**What is required:** Copy all lines in which the word "name" can be found.
──────── Source records
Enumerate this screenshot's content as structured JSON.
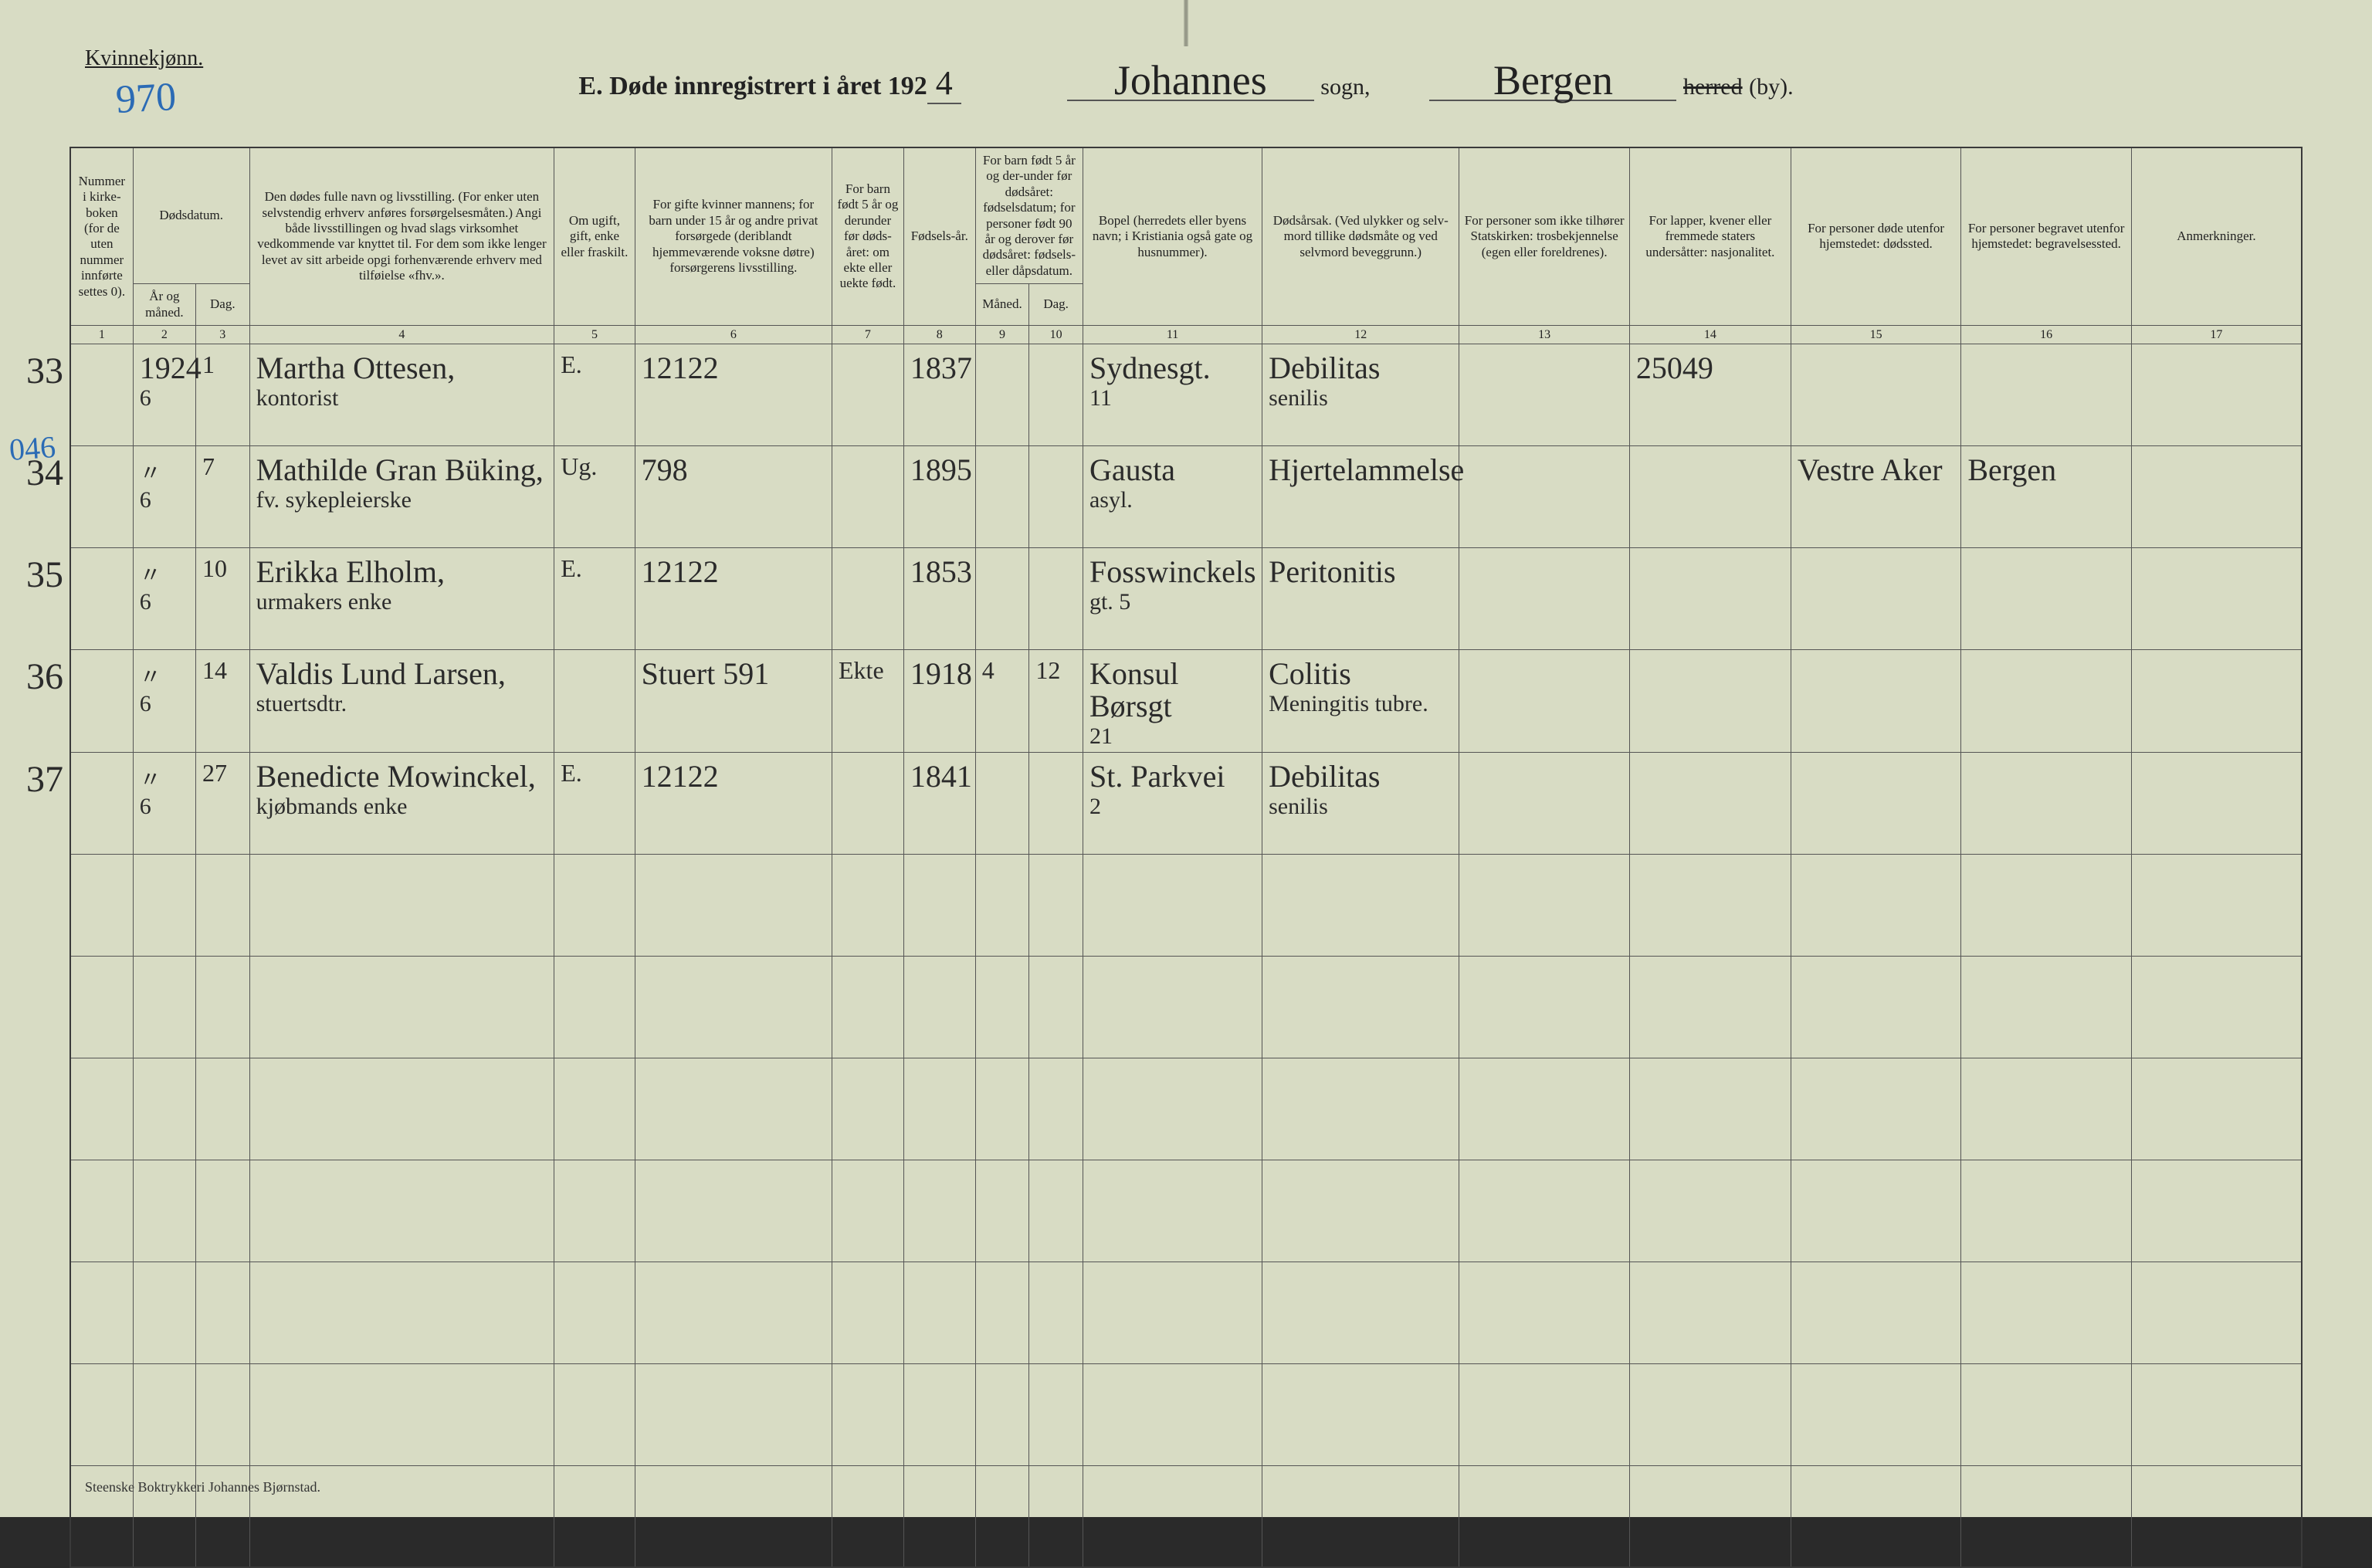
{
  "page": {
    "gender_label": "Kvinnekjønn.",
    "hand_page_number": "970",
    "title_prefix": "E.  Døde innregistrert i året 192",
    "year_last_digit": "4",
    "sogn_hand": "Johannes",
    "sogn_printed": "sogn,",
    "herred_hand": "Bergen",
    "herred_printed_struck": "herred",
    "herred_printed_tail": "(by).",
    "footer": "Steenske Boktrykkeri Johannes Bjørnstad."
  },
  "columns": {
    "c1": {
      "num": "1",
      "label": "Nummer i kirke-boken (for de uten nummer innførte settes 0)."
    },
    "c2a": {
      "label": "Dødsdatum."
    },
    "c2": {
      "num": "2",
      "label": "År og måned."
    },
    "c3": {
      "num": "3",
      "label": "Dag."
    },
    "c4": {
      "num": "4",
      "label": "Den dødes fulle navn og livsstilling. (For enker uten selvstendig erhverv anføres forsørgelsesmåten.) Angi både livsstillingen og hvad slags virksomhet vedkommende var knyttet til. For dem som ikke lenger levet av sitt arbeide opgi forhenværende erhverv med tilføielse «fhv.»."
    },
    "c5": {
      "num": "5",
      "label": "Om ugift, gift, enke eller fraskilt."
    },
    "c6": {
      "num": "6",
      "label": "For gifte kvinner mannens; for barn under 15 år og andre privat forsørgede (deriblandt hjemmeværende voksne døtre) forsørgerens livsstilling."
    },
    "c7": {
      "num": "7",
      "label": "For barn født 5 år og derunder før døds-året: om ekte eller uekte født."
    },
    "c8": {
      "num": "8",
      "label": "Fødsels-år."
    },
    "c9a": {
      "label": "For barn født 5 år og der-under før dødsåret: fødselsdatum; for personer født 90 år og derover før dødsåret: fødsels- eller dåpsdatum."
    },
    "c9": {
      "num": "9",
      "label": "Måned."
    },
    "c10": {
      "num": "10",
      "label": "Dag."
    },
    "c11": {
      "num": "11",
      "label": "Bopel (herredets eller byens navn; i Kristiania også gate og husnummer)."
    },
    "c12": {
      "num": "12",
      "label": "Dødsårsak. (Ved ulykker og selv-mord tillike dødsmåte og ved selvmord beveggrunn.)"
    },
    "c13": {
      "num": "13",
      "label": "For personer som ikke tilhører Statskirken: trosbekjennelse (egen eller foreldrenes)."
    },
    "c14": {
      "num": "14",
      "label": "For lapper, kvener eller fremmede staters undersåtter: nasjonalitet."
    },
    "c15": {
      "num": "15",
      "label": "For personer døde utenfor hjemstedet: dødssted."
    },
    "c16": {
      "num": "16",
      "label": "For personer begravet utenfor hjemstedet: begravelsessted."
    },
    "c17": {
      "num": "17",
      "label": "Anmerkninger."
    }
  },
  "rows": [
    {
      "outside_num": "33",
      "c1": "",
      "c2": "1924\n6",
      "c3": "1",
      "c4": "Martha Ottesen,",
      "c4_sub": "kontorist",
      "c5": "E.",
      "c6": "12122",
      "c7": "",
      "c8": "1837",
      "c9": "",
      "c10": "",
      "c11": "Sydnesgt.\n11",
      "c12": "Debilitas\nsenilis",
      "c13": "",
      "c14": "25049",
      "c15": "",
      "c16": "",
      "c17": ""
    },
    {
      "outside_num": "34",
      "blue_note": "046",
      "c1": "",
      "c2": "〃\n6",
      "c3": "7",
      "c4": "Mathilde Gran Büking,",
      "c4_sub": "fv. sykepleierske",
      "c5": "Ug.",
      "c6": "798",
      "c7": "",
      "c8": "1895",
      "c9": "",
      "c10": "",
      "c11": "Gausta\nasyl.",
      "c12": "Hjertelammelse",
      "c13": "",
      "c14": "",
      "c15": "Vestre Aker",
      "c16": "Bergen",
      "c17": ""
    },
    {
      "outside_num": "35",
      "c1": "",
      "c2": "〃\n6",
      "c3": "10",
      "c4": "Erikka Elholm,",
      "c4_sub": "urmakers enke",
      "c5": "E.",
      "c6": "12122",
      "c7": "",
      "c8": "1853",
      "c9": "",
      "c10": "",
      "c11": "Fosswinckels\ngt. 5",
      "c12": "Peritonitis",
      "c13": "",
      "c14": "",
      "c15": "",
      "c16": "",
      "c17": ""
    },
    {
      "outside_num": "36",
      "c1": "",
      "c2": "〃\n6",
      "c3": "14",
      "c4": "Valdis Lund Larsen,",
      "c4_sub": "stuertsdtr.",
      "c5": "",
      "c6": "Stuert  591",
      "c7": "Ekte",
      "c8": "1918",
      "c9": "4",
      "c10": "12",
      "c11": "Konsul Børsgt\n21",
      "c12": "Colitis\nMeningitis tubre.",
      "c13": "",
      "c14": "",
      "c15": "",
      "c16": "",
      "c17": ""
    },
    {
      "outside_num": "37",
      "c1": "",
      "c2": "〃\n6",
      "c3": "27",
      "c4": "Benedicte Mowinckel,",
      "c4_sub": "kjøbmands enke",
      "c5": "E.",
      "c6": "12122",
      "c7": "",
      "c8": "1841",
      "c9": "",
      "c10": "",
      "c11": "St. Parkvei\n2",
      "c12": "Debilitas\nsenilis",
      "c13": "",
      "c14": "",
      "c15": "",
      "c16": "",
      "c17": ""
    }
  ],
  "blank_row_count": 7,
  "style": {
    "page_bg": "#d8dcc4",
    "ink": "#2b2b2b",
    "blue_ink": "#2b6bb5",
    "rule": "#555555"
  }
}
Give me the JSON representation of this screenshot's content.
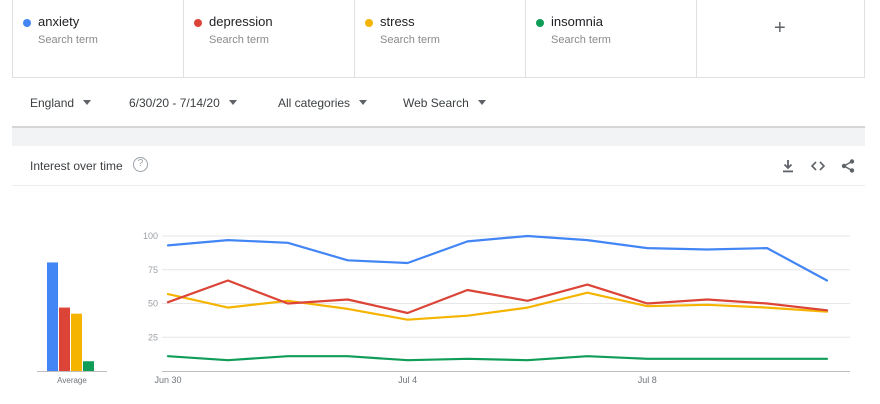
{
  "terms": [
    {
      "name": "anxiety",
      "sub": "Search term",
      "color": "#4285f4"
    },
    {
      "name": "depression",
      "sub": "Search term",
      "color": "#db4437"
    },
    {
      "name": "stress",
      "sub": "Search term",
      "color": "#f4b400"
    },
    {
      "name": "insomnia",
      "sub": "Search term",
      "color": "#0f9d58"
    }
  ],
  "add_term_icon": "+",
  "filters": {
    "region": "England",
    "date_range": "6/30/20 - 7/14/20",
    "category": "All categories",
    "search_type": "Web Search"
  },
  "card": {
    "title": "Interest over time",
    "help_icon": "?",
    "icons": [
      "download-icon",
      "embed-code-icon",
      "share-icon"
    ]
  },
  "chart_data": {
    "type": "line",
    "x": [
      "Jun 30",
      "Jul 1",
      "Jul 2",
      "Jul 3",
      "Jul 4",
      "Jul 5",
      "Jul 6",
      "Jul 7",
      "Jul 8",
      "Jul 9",
      "Jul 10",
      "Jul 11"
    ],
    "x_tick_labels": [
      "Jun 30",
      "Jul 4",
      "Jul 8"
    ],
    "ylim": [
      0,
      100
    ],
    "y_ticks": [
      100,
      75,
      50,
      25
    ],
    "grid": true,
    "series": [
      {
        "name": "anxiety",
        "color": "#4285f4",
        "values": [
          93,
          97,
          95,
          82,
          80,
          96,
          100,
          97,
          91,
          90,
          91,
          67
        ]
      },
      {
        "name": "depression",
        "color": "#db4437",
        "values": [
          51,
          67,
          50,
          53,
          43,
          60,
          52,
          64,
          50,
          53,
          50,
          45
        ]
      },
      {
        "name": "stress",
        "color": "#f4b400",
        "values": [
          57,
          47,
          52,
          46,
          38,
          41,
          47,
          58,
          48,
          49,
          47,
          44
        ]
      },
      {
        "name": "insomnia",
        "color": "#0f9d58",
        "values": [
          11,
          8,
          11,
          11,
          8,
          9,
          8,
          11,
          9,
          9,
          9,
          9
        ]
      }
    ],
    "averages": {
      "label": "Average",
      "values": [
        89,
        52,
        47,
        8
      ]
    }
  }
}
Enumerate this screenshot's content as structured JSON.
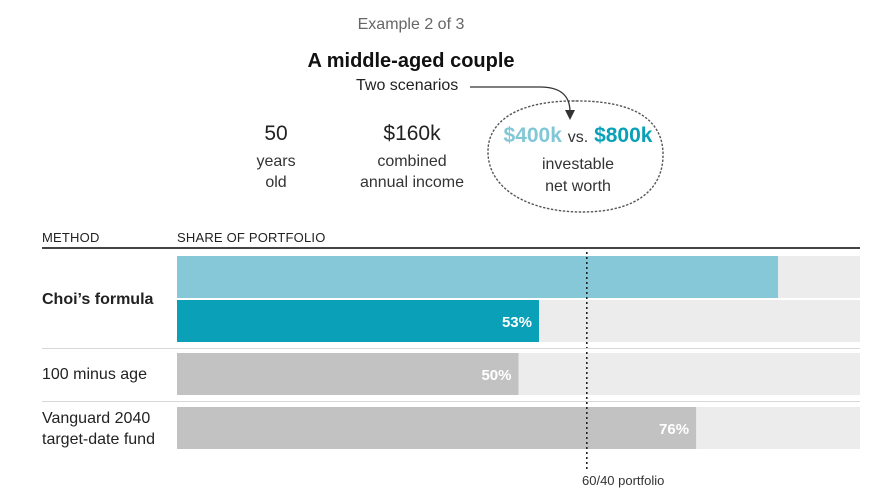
{
  "header": {
    "example_label": "Example 2 of 3",
    "title": "A middle-aged couple",
    "subtitle": "Two scenarios"
  },
  "profile": {
    "age_value": "50",
    "age_label_1": "years",
    "age_label_2": "old",
    "income_value": "$160k",
    "income_label_1": "combined",
    "income_label_2": "annual income",
    "networth_low": "$400k",
    "networth_vs": "vs.",
    "networth_high": "$800k",
    "networth_label_1": "investable",
    "networth_label_2": "net worth"
  },
  "colors": {
    "light_teal": "#86c8d8",
    "dark_teal": "#0aa1b8",
    "gray_bar": "#c2c2c2",
    "track": "#ececec"
  },
  "chart_data": {
    "type": "bar",
    "orientation": "horizontal",
    "column_headers": [
      "METHOD",
      "SHARE OF PORTFOLIO"
    ],
    "xlim": [
      0,
      100
    ],
    "reference_line": {
      "value": 60,
      "label": "60/40 portfolio"
    },
    "rows": [
      {
        "method": "Choi’s formula",
        "bars": [
          {
            "value": 88,
            "label": "",
            "color": "#86c8d8"
          },
          {
            "value": 53,
            "label": "53%",
            "color": "#0aa1b8"
          }
        ]
      },
      {
        "method": "100 minus age",
        "bars": [
          {
            "value": 50,
            "label": "50%",
            "color": "#c2c2c2"
          }
        ]
      },
      {
        "method_lines": [
          "Vanguard 2040",
          "target-date fund"
        ],
        "bars": [
          {
            "value": 76,
            "label": "76%",
            "color": "#c2c2c2"
          }
        ]
      }
    ]
  }
}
────────────────
**Result of this task:**
      "name": "anxiety",
      "name": "depression",
      "name": "stress",
      "name": "insomnia",
        "name": "anxiety",
        "name": "depression",
        "name": "stress",
        "name": "insomnia",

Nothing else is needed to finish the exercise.